TASK INPUTS:
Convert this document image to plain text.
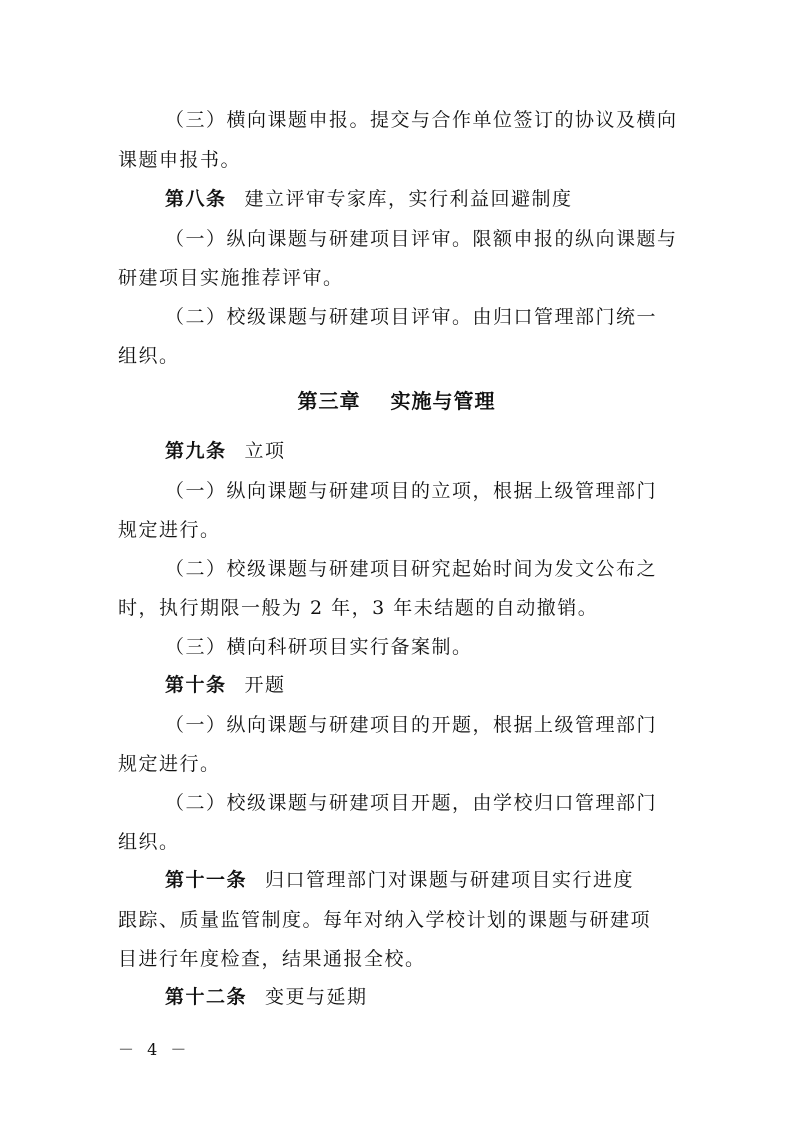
（三）横向课题申报。提交与合作单位签订的协议及横向
课题申报书。
第八条 建立评审专家库，实行利益回避制度
（一）纵向课题与研建项目评审。限额申报的纵向课题与
研建项目实施推荐评审。
（二）校级课题与研建项目评审。由归口管理部门统一
组织。
第三章 实施与管理
第九条 立项
（一）纵向课题与研建项目的立项，根据上级管理部门
规定进行。
（二）校级课题与研建项目研究起始时间为发文公布之
时，执行期限一般为 2 年，3 年未结题的自动撤销。
（三）横向科研项目实行备案制。
第十条 开题
（一）纵向课题与研建项目的开题，根据上级管理部门
规定进行。
（二）校级课题与研建项目开题，由学校归口管理部门
组织。
第十一条 归口管理部门对课题与研建项目实行进度
跟踪、质量监管制度。每年对纳入学校计划的课题与研建项
目进行年度检查，结果通报全校。
第十二条 变更与延期
－ 4 －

YOUR GOAL: Write out each entry exactly as given, but skip the pictures.

CORRECT RESPONSE:
Convert this document image to plain text.
（三）横向课题申报。提交与合作单位签订的协议及横向
课题申报书。
第八条 建立评审专家库，实行利益回避制度
（一）纵向课题与研建项目评审。限额申报的纵向课题与
研建项目实施推荐评审。
（二）校级课题与研建项目评审。由归口管理部门统一
组织。
第三章 实施与管理
第九条 立项
（一）纵向课题与研建项目的立项，根据上级管理部门
规定进行。
（二）校级课题与研建项目研究起始时间为发文公布之
时，执行期限一般为 2 年，3 年未结题的自动撤销。
（三）横向科研项目实行备案制。
第十条 开题
（一）纵向课题与研建项目的开题，根据上级管理部门
规定进行。
（二）校级课题与研建项目开题，由学校归口管理部门
组织。
第十一条 归口管理部门对课题与研建项目实行进度
跟踪、质量监管制度。每年对纳入学校计划的课题与研建项
目进行年度检查，结果通报全校。
第十二条 变更与延期
－ 4 －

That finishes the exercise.